**文档段落:**
──────────────────────────────
以下代码创建一个 associated token account,并将其配置为针对现有保密铸币的保密转账。

保密转账依赖于 ZK ElGamal Proof 程序,该程序已在主网和开发网上启用。标准的 solana-test-validator 不会启用它,但主网分叉本地 validator(例如 Surfpool)会启用。请使用已充值的付款方账户在上述环境之一中运行示例(代码使用开发网),并将铸币占位符替换为按照 创建铸币 创建的铸币。

Rust

// The native ZK ElGamal Proof program verifies the proof on chain.
const ZK_PROOF_PROGRAM_ID: Pubkey =
solana_pubkey::pubkey!("ZkE1Gama1Proof11111111111111111111111111111");
fn main() -> Result<()> {
// Use a cluster whose ZK ElGamal Proof program is enabled (mainnet, devnet).
let rpc_client = RpcClient::new_with_commitment(
String::from("https://api.devnet.solana.com"),
CommitmentConfig::confirmed(),
);
// The Solana CLI default keypair, used as fee payer, mint authority, and
// token account owner.
let payer = load_keypair()?;
let decimals: u8 = 2;
// Setup: create a confidential mint for the token account.
let mint = create_confidential_mint(&rpc_client, &payer, decimals)?;
let token_account = get_associated_token_address_with_program_id(
&payer.pubkey(),
&mint,
&spl_token_2022::id(),
);
// 1. Create the associated token account.
let create_ata_ix = create_associated_token_account(
&payer.pubkey(), // funding account
&payer.pubkey(), // token account owner
&mint,
&spl_token_2022::id(),
);
// 2. Add space for the ConfidentialTransferAccount extension.
let realloc_ix = reallocate(
&spl_token_2022::id(),
&token_account,
&payer.pubkey(), // payer
&payer.pubkey(), // owner
&[&payer.pubkey()],
&[ExtensionType::ConfidentialTransferAccount],
)?;
// 3. Derive the owner's ElGamal keypair and AES key from a signature over
// the token account address. The same signer and address always derive
// the same keys, so the owner can recover them from their wallet.
──────────────────────────────
**数据集行:**
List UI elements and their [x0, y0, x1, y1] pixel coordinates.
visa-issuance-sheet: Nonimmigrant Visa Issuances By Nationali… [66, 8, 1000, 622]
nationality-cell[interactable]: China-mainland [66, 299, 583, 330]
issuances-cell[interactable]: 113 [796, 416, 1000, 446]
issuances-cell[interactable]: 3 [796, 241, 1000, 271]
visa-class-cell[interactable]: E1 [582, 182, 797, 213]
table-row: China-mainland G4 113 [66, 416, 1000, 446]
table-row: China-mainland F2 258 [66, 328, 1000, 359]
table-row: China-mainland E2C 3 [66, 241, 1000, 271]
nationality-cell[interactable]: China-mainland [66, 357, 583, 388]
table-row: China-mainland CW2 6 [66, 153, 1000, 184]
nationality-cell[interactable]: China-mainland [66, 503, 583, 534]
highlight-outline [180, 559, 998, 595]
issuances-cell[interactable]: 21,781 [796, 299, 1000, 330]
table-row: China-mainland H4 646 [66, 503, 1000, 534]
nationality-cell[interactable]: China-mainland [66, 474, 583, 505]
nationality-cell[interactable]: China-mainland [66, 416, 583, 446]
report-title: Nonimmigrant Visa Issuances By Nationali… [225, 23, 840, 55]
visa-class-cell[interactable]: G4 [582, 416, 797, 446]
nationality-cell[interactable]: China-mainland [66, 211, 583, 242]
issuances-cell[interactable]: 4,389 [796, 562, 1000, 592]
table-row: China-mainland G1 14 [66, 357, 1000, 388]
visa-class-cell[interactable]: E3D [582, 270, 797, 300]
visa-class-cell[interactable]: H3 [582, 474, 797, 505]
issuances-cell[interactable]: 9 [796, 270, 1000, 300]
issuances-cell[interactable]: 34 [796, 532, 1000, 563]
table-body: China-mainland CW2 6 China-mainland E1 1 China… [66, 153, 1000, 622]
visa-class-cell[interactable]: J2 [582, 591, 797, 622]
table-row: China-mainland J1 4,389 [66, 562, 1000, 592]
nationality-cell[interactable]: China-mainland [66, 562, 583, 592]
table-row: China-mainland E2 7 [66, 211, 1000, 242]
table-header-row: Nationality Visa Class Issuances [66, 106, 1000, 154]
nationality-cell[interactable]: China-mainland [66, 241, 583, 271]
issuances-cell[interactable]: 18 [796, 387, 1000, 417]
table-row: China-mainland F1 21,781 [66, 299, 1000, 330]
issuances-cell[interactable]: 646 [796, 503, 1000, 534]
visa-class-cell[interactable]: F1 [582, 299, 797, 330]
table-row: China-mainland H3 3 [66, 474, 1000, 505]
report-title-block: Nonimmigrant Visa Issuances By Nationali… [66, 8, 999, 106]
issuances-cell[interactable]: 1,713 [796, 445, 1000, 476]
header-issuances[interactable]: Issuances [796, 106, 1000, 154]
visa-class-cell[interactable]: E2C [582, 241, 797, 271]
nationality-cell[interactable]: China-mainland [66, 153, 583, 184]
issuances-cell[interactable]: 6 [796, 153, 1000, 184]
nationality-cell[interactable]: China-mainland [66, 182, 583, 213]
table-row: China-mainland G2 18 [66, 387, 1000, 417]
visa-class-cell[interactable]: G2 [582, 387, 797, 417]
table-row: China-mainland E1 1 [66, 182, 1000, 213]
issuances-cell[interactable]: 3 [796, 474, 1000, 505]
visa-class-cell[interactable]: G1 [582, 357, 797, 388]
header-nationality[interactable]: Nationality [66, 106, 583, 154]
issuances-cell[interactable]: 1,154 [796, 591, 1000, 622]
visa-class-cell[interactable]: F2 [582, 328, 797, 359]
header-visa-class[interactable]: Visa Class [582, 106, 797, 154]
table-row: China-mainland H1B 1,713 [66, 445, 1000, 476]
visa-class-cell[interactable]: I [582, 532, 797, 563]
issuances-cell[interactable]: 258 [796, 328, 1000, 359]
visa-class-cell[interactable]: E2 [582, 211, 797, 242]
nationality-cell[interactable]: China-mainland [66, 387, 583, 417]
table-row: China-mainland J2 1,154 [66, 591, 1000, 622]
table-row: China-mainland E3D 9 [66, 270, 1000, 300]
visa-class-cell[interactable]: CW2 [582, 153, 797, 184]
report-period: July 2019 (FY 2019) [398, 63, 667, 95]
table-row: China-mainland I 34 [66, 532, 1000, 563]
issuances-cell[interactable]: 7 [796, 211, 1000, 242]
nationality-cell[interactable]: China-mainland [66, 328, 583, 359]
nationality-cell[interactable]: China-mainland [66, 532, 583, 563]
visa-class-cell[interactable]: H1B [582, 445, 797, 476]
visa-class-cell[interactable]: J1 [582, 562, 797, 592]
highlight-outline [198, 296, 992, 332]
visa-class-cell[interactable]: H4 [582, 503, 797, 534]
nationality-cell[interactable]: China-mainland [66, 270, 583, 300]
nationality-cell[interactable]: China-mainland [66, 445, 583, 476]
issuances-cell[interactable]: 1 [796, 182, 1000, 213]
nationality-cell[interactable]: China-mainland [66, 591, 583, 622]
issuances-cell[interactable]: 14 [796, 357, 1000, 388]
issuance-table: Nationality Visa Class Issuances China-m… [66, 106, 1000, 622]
──────────────────────────────
**任务 A:** 用两句话概括这段文档。
**任务 B:** 将这段文档中从含有“保密转账依赖于 ZK ElGamal”的地方起、到“enabled (mainnet, devnet).”止的部分重写一遍,并把其中的“开发网”替换为“测试网”。

**正确答案 A:** 这段文档中的代码会创建一个 associated token account,为 ConfidentialTransferAccount 扩展增加空间,并将该账户配置为针对现有保密铸币的保密转账。保密转账依赖 ZK ElGamal Proof 程序,该程序已在主网和开发网上启用;标准的 solana-test-validator 不会启用它,而 Surfpool 等主网分叉本地 validator 会启用。

**正确答案 B:**
保密转账依赖于 ZK ElGamal Proof 程序,该程序已在主网和测试网上启用。标准的 solana-test-validator 不会启用它,但主网分叉本地 validator(例如 Surfpool)会启用。请使用已充值的付款方账户在上述环境之一中运行示例(代码使用测试网),并将铸币占位符替换为按照 创建铸币 创建的铸币。

Rust

// The native ZK ElGamal Proof program verifies the proof on chain.
const ZK_PROOF_PROGRAM_ID: Pubkey =
solana_pubkey::pubkey!("ZkE1Gama1Proof11111111111111111111111111111");
fn main() -> Result<()> {
// Use a cluster whose ZK ElGamal Proof program is enabled (mainnet, devnet).